### [What the task requires]
Send back all the data below, exactly as given.

>> Begin

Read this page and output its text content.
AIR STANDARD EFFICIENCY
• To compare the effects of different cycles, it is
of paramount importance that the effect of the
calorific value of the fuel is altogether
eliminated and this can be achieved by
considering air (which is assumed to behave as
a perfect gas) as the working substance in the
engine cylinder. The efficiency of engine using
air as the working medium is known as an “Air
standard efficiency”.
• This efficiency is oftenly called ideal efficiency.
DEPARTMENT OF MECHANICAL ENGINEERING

>> End

### [Response below]
Read this page and output its text content.
AIR STANDARD EFFICIENCY
• To compare the effects of different cycles, it is
of paramount importance that the effect of the
calorific value of the fuel is altogether
eliminated and this can be achieved by
considering air (which is assumed to behave as
a perfect gas) as the working substance in the
engine cylinder. The efficiency of engine using
air as the working medium is known as an “Air
standard efficiency”.
• This efficiency is oftenly called ideal efficiency.
DEPARTMENT OF MECHANICAL ENGINEERING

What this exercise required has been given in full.